CHALLENGE: Return the complete listing that follows, with each line reproduced exactly.

═══ INPUT MATERIAL ═══

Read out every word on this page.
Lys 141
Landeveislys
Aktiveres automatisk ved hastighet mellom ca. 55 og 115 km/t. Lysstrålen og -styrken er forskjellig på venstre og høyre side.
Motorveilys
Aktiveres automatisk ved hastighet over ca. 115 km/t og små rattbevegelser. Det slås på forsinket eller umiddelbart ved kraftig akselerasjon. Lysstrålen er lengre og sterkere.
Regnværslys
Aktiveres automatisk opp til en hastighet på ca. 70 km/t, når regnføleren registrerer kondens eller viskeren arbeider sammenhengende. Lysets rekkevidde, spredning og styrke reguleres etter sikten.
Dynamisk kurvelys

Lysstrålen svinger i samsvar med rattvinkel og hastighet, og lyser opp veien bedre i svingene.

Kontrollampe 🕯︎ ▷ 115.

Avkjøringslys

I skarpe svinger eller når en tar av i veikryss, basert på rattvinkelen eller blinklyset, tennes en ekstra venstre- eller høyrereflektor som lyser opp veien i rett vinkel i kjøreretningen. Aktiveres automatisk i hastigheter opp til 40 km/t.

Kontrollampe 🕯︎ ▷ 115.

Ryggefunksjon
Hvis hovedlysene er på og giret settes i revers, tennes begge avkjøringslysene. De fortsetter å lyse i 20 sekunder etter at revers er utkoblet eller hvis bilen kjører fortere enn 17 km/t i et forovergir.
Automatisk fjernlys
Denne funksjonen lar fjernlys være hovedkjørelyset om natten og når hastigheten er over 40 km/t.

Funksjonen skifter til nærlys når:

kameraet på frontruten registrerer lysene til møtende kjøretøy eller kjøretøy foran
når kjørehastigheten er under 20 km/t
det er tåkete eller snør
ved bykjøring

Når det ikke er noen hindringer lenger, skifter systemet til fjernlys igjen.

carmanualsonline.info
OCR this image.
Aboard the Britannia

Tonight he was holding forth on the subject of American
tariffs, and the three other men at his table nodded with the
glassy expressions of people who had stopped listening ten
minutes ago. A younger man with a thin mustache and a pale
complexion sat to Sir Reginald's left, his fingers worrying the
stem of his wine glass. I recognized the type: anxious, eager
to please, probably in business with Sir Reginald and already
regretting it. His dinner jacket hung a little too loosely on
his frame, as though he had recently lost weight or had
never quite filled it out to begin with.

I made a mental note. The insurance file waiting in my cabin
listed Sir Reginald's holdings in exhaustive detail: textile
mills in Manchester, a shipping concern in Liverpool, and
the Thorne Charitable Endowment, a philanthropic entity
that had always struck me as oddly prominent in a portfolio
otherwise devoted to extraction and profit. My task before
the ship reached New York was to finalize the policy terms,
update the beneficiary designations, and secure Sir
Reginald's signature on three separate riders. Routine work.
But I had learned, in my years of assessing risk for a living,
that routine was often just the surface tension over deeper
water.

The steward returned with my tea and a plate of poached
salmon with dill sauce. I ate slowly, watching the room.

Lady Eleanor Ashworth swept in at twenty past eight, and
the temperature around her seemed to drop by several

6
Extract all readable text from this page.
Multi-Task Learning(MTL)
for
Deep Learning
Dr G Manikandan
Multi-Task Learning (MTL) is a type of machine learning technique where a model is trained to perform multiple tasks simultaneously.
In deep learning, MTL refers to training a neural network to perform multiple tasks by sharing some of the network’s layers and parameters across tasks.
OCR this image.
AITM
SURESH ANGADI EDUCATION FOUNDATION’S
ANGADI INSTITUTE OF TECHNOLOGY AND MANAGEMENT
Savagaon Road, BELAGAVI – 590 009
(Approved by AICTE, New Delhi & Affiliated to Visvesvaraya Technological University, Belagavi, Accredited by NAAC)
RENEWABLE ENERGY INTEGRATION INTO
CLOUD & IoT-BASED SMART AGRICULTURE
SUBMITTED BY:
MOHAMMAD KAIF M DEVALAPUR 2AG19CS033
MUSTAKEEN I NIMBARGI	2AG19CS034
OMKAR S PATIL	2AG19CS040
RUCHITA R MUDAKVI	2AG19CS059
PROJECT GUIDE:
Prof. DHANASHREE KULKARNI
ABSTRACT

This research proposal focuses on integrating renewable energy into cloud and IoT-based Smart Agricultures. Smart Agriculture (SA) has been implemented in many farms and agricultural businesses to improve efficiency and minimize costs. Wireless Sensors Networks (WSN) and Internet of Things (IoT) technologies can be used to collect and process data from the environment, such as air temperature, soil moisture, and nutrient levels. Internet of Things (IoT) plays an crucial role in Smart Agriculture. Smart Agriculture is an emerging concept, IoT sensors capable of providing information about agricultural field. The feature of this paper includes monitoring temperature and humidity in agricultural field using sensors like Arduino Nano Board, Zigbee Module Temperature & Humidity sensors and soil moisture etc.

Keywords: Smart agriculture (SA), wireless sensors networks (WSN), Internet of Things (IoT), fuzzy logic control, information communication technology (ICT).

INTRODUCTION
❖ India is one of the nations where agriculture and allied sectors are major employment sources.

═══

COMPLETE OUTPUT:
Read out every word on this page.
Lys 141
Landeveislys
Aktiveres automatisk ved hastighet mellom ca. 55 og 115 km/t. Lysstrålen og -styrken er forskjellig på venstre og høyre side.
Motorveilys
Aktiveres automatisk ved hastighet over ca. 115 km/t og små rattbevegelser. Det slås på forsinket eller umiddelbart ved kraftig akselerasjon. Lysstrålen er lengre og sterkere.
Regnværslys
Aktiveres automatisk opp til en hastighet på ca. 70 km/t, når regnføleren registrerer kondens eller viskeren arbeider sammenhengende. Lysets rekkevidde, spredning og styrke reguleres etter sikten.
Dynamisk kurvelys

Lysstrålen svinger i samsvar med rattvinkel og hastighet, og lyser opp veien bedre i svingene.

Kontrollampe 🕯︎ ▷ 115.

Avkjøringslys

I skarpe svinger eller når en tar av i veikryss, basert på rattvinkelen eller blinklyset, tennes en ekstra venstre- eller høyrereflektor som lyser opp veien i rett vinkel i kjøreretningen. Aktiveres automatisk i hastigheter opp til 40 km/t.

Kontrollampe 🕯︎ ▷ 115.

Ryggefunksjon
Hvis hovedlysene er på og giret settes i revers, tennes begge avkjøringslysene. De fortsetter å lyse i 20 sekunder etter at revers er utkoblet eller hvis bilen kjører fortere enn 17 km/t i et forovergir.
Automatisk fjernlys
Denne funksjonen lar fjernlys være hovedkjørelyset om natten og når hastigheten er over 40 km/t.

Funksjonen skifter til nærlys når:

kameraet på frontruten registrerer lysene til møtende kjøretøy eller kjøretøy foran
når kjørehastigheten er under 20 km/t
det er tåkete eller snør
ved bykjøring

Når det ikke er noen hindringer lenger, skifter systemet til fjernlys igjen.

carmanualsonline.info
OCR this image.
Aboard the Britannia

Tonight he was holding forth on the subject of American
tariffs, and the three other men at his table nodded with the
glassy expressions of people who had stopped listening ten
minutes ago. A younger man with a thin mustache and a pale
complexion sat to Sir Reginald's left, his fingers worrying the
stem of his wine glass. I recognized the type: anxious, eager
to please, probably in business with Sir Reginald and already
regretting it. His dinner jacket hung a little too loosely on
his frame, as though he had recently lost weight or had
never quite filled it out to begin with.

I made a mental note. The insurance file waiting in my cabin
listed Sir Reginald's holdings in exhaustive detail: textile
mills in Manchester, a shipping concern in Liverpool, and
the Thorne Charitable Endowment, a philanthropic entity
that had always struck me as oddly prominent in a portfolio
otherwise devoted to extraction and profit. My task before
the ship reached New York was to finalize the policy terms,
update the beneficiary designations, and secure Sir
Reginald's signature on three separate riders. Routine work.
But I had learned, in my years of assessing risk for a living,
that routine was often just the surface tension over deeper
water.

The steward returned with my tea and a plate of poached
salmon with dill sauce. I ate slowly, watching the room.

Lady Eleanor Ashworth swept in at twenty past eight, and
the temperature around her seemed to drop by several

6
Extract all readable text from this page.
Multi-Task Learning(MTL)
for
Deep Learning
Dr G Manikandan
Multi-Task Learning (MTL) is a type of machine learning technique where a model is trained to perform multiple tasks simultaneously.
In deep learning, MTL refers to training a neural network to perform multiple tasks by sharing some of the network’s layers and parameters across tasks.
OCR this image.
AITM
SURESH ANGADI EDUCATION FOUNDATION’S
ANGADI INSTITUTE OF TECHNOLOGY AND MANAGEMENT
Savagaon Road, BELAGAVI – 590 009
(Approved by AICTE, New Delhi & Affiliated to Visvesvaraya Technological University, Belagavi, Accredited by NAAC)
RENEWABLE ENERGY INTEGRATION INTO
CLOUD & IoT-BASED SMART AGRICULTURE
SUBMITTED BY:
MOHAMMAD KAIF M DEVALAPUR 2AG19CS033
MUSTAKEEN I NIMBARGI	2AG19CS034
OMKAR S PATIL	2AG19CS040
RUCHITA R MUDAKVI	2AG19CS059
PROJECT GUIDE:
Prof. DHANASHREE KULKARNI
ABSTRACT

This research proposal focuses on integrating renewable energy into cloud and IoT-based Smart Agricultures. Smart Agriculture (SA) has been implemented in many farms and agricultural businesses to improve efficiency and minimize costs. Wireless Sensors Networks (WSN) and Internet of Things (IoT) technologies can be used to collect and process data from the environment, such as air temperature, soil moisture, and nutrient levels. Internet of Things (IoT) plays an crucial role in Smart Agriculture. Smart Agriculture is an emerging concept, IoT sensors capable of providing information about agricultural field. The feature of this paper includes monitoring temperature and humidity in agricultural field using sensors like Arduino Nano Board, Zigbee Module Temperature & Humidity sensors and soil moisture etc.

Keywords: Smart agriculture (SA), wireless sensors networks (WSN), Internet of Things (IoT), fuzzy logic control, information communication technology (ICT).

INTRODUCTION
❖ India is one of the nations where agriculture and allied sectors are major employment sources.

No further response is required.